Data entries:
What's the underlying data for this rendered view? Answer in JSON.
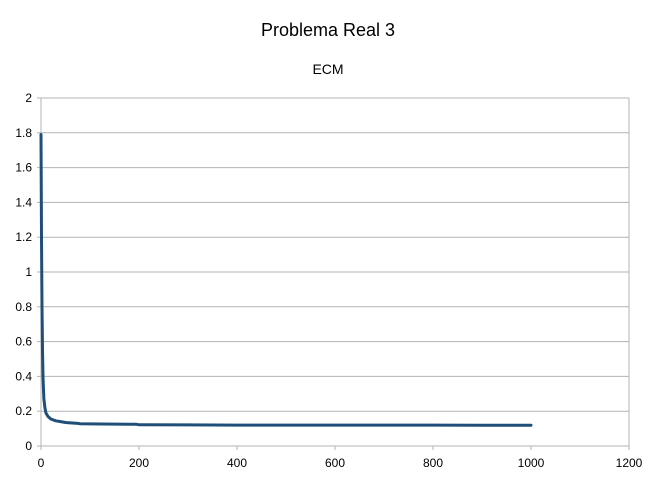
{
  "chart_data": {
    "type": "line",
    "title": "Problema Real 3",
    "subtitle": "ECM",
    "xlabel": "",
    "ylabel": "",
    "xlim": [
      0,
      1200
    ],
    "ylim": [
      0,
      2
    ],
    "x_ticks": [
      "0",
      "200",
      "400",
      "600",
      "800",
      "1000",
      "1200"
    ],
    "y_ticks": [
      "0",
      "0.2",
      "0.4",
      "0.6",
      "0.8",
      "1",
      "1.2",
      "1.4",
      "1.6",
      "1.8",
      "2"
    ],
    "grid": true,
    "legend": "none",
    "series": [
      {
        "color": "#1f4e79",
        "x": [
          0,
          1,
          2,
          3,
          4,
          5,
          6,
          8,
          10,
          14,
          20,
          30,
          40,
          50,
          60,
          75,
          80,
          100,
          150,
          195,
          200,
          300,
          400,
          500,
          600,
          700,
          800,
          900,
          1000
        ],
        "y": [
          1.79,
          1.2,
          0.8,
          0.55,
          0.4,
          0.32,
          0.27,
          0.22,
          0.19,
          0.17,
          0.155,
          0.145,
          0.14,
          0.135,
          0.133,
          0.13,
          0.128,
          0.127,
          0.126,
          0.125,
          0.122,
          0.121,
          0.12,
          0.12,
          0.12,
          0.12,
          0.12,
          0.119,
          0.119
        ]
      }
    ]
  }
}
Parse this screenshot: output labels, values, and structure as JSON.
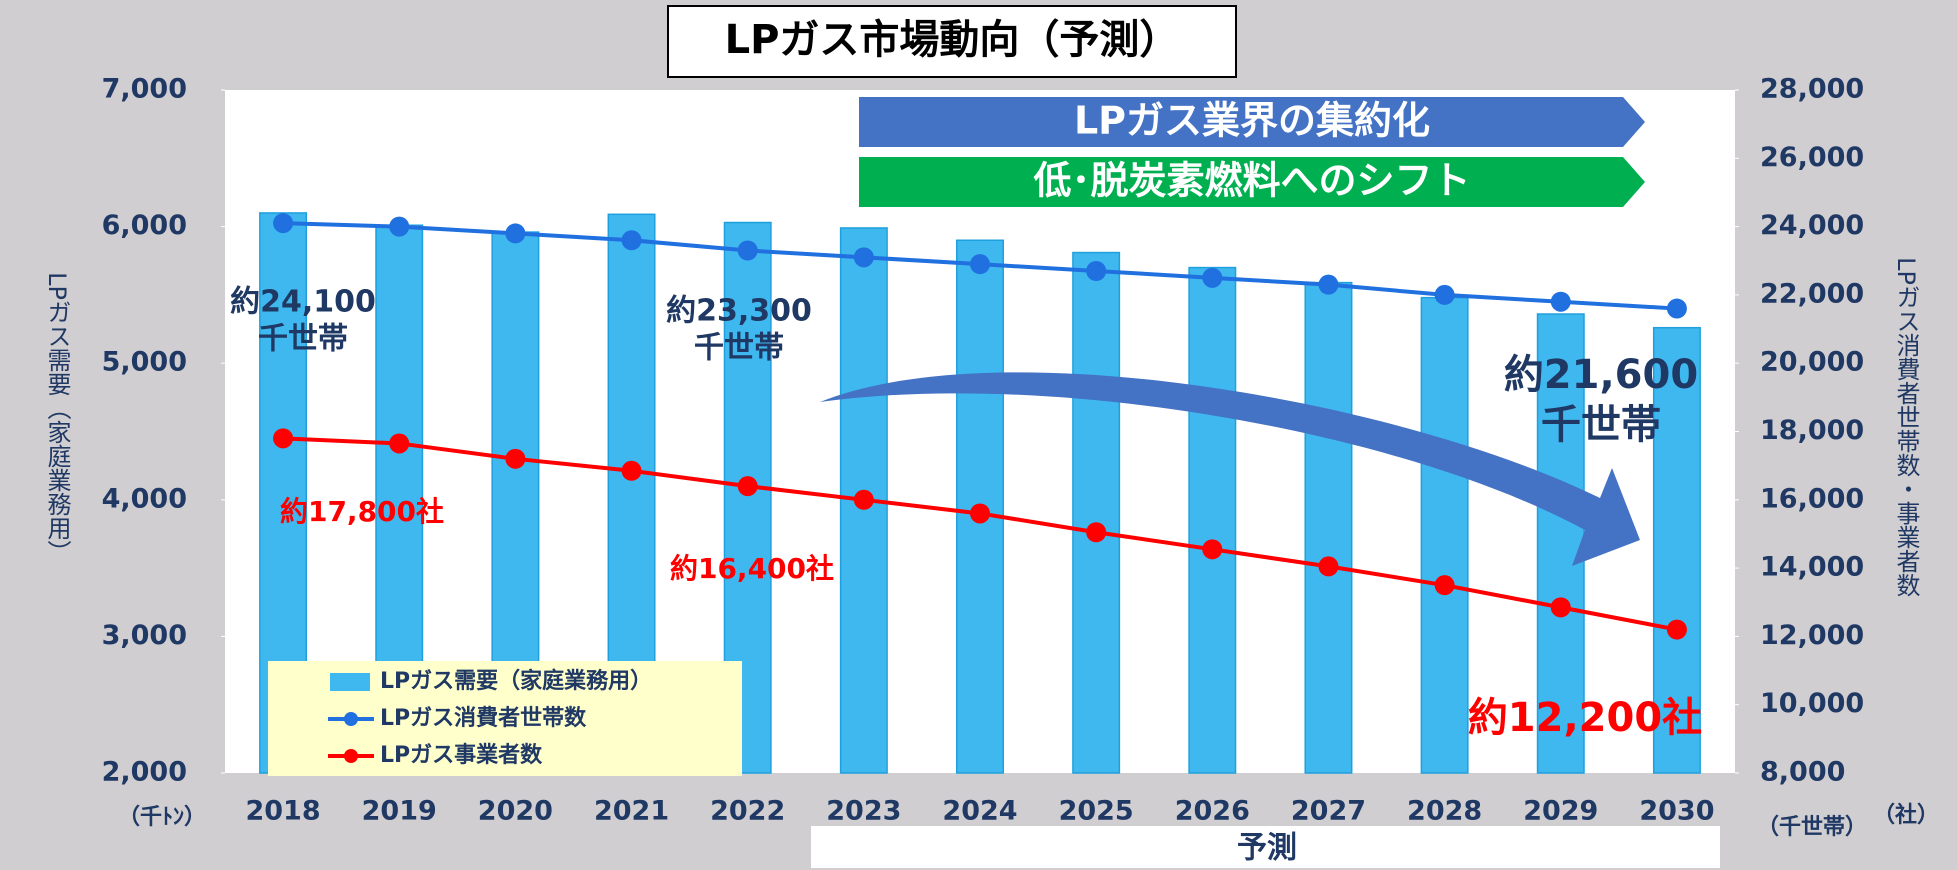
{
  "chart_data": {
    "type": "bar",
    "title": "LPガス市場動向（予測）",
    "banners": [
      {
        "text": "LPガス業界の集約化",
        "color": "#4472c4"
      },
      {
        "text": "低･脱炭素燃料へのシフト",
        "color": "#00b050"
      }
    ],
    "categories": [
      "2018",
      "2019",
      "2020",
      "2021",
      "2022",
      "2023",
      "2024",
      "2025",
      "2026",
      "2027",
      "2028",
      "2029",
      "2030"
    ],
    "series": [
      {
        "name": "LPガス需要（家庭業務用）",
        "type": "bar",
        "axis": "y",
        "color": "#3fb8f0",
        "values": [
          6100,
          6010,
          5960,
          6090,
          6030,
          5990,
          5900,
          5810,
          5700,
          5590,
          5480,
          5360,
          5260
        ]
      },
      {
        "name": "LPガス消費者世帯数",
        "type": "line",
        "axis": "y2",
        "color": "#2070e0",
        "values": [
          24100,
          24000,
          23800,
          23600,
          23300,
          23100,
          22900,
          22700,
          22500,
          22300,
          22000,
          21800,
          21600
        ]
      },
      {
        "name": "LPガス事業者数",
        "type": "line",
        "axis": "y2",
        "color": "#ff0000",
        "values": [
          17800,
          17650,
          17200,
          16850,
          16400,
          16000,
          15600,
          15050,
          14550,
          14050,
          13500,
          12850,
          12200
        ]
      }
    ],
    "ylim": [
      2000,
      7000
    ],
    "yticks": [
      {
        "value": 2000,
        "label": "2,000"
      },
      {
        "value": 3000,
        "label": "3,000"
      },
      {
        "value": 4000,
        "label": "4,000"
      },
      {
        "value": 5000,
        "label": "5,000"
      },
      {
        "value": 6000,
        "label": "6,000"
      },
      {
        "value": 7000,
        "label": "7,000"
      }
    ],
    "y2lim": [
      8000,
      28000
    ],
    "y2ticks": [
      {
        "value": 8000,
        "label": "8,000"
      },
      {
        "value": 10000,
        "label": "10,000"
      },
      {
        "value": 12000,
        "label": "12,000"
      },
      {
        "value": 14000,
        "label": "14,000"
      },
      {
        "value": 16000,
        "label": "16,000"
      },
      {
        "value": 18000,
        "label": "18,000"
      },
      {
        "value": 20000,
        "label": "20,000"
      },
      {
        "value": 22000,
        "label": "22,000"
      },
      {
        "value": 24000,
        "label": "24,000"
      },
      {
        "value": 26000,
        "label": "26,000"
      },
      {
        "value": 28000,
        "label": "28,000"
      }
    ],
    "ylabel": "LPガス需要（家庭業務用）",
    "y2label": "LPガス消費者世帯数・事業者数",
    "yunit": "（千ﾄﾝ）",
    "y2unit": "（千世帯）",
    "y3unit": "（社）",
    "forecast_label": "予測",
    "annotations": [
      {
        "lines": [
          "約24,100",
          "千世帯"
        ],
        "color": "#1f3864"
      },
      {
        "lines": [
          "約23,300",
          "千世帯"
        ],
        "color": "#1f3864"
      },
      {
        "lines": [
          "約21,600",
          "千世帯"
        ],
        "color": "#1f3864"
      },
      {
        "lines": [
          "約17,800社"
        ],
        "color": "#ff0000"
      },
      {
        "lines": [
          "約16,400社"
        ],
        "color": "#ff0000"
      },
      {
        "lines": [
          "約12,200社"
        ],
        "color": "#ff0000"
      }
    ]
  }
}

Set exercise: Gather each line holding the string "this".

Solution to the problem:
What's the underlying data for this rendered view? Answer in JSON.
Parse this screenshot: output labels, values, and structure as JSON.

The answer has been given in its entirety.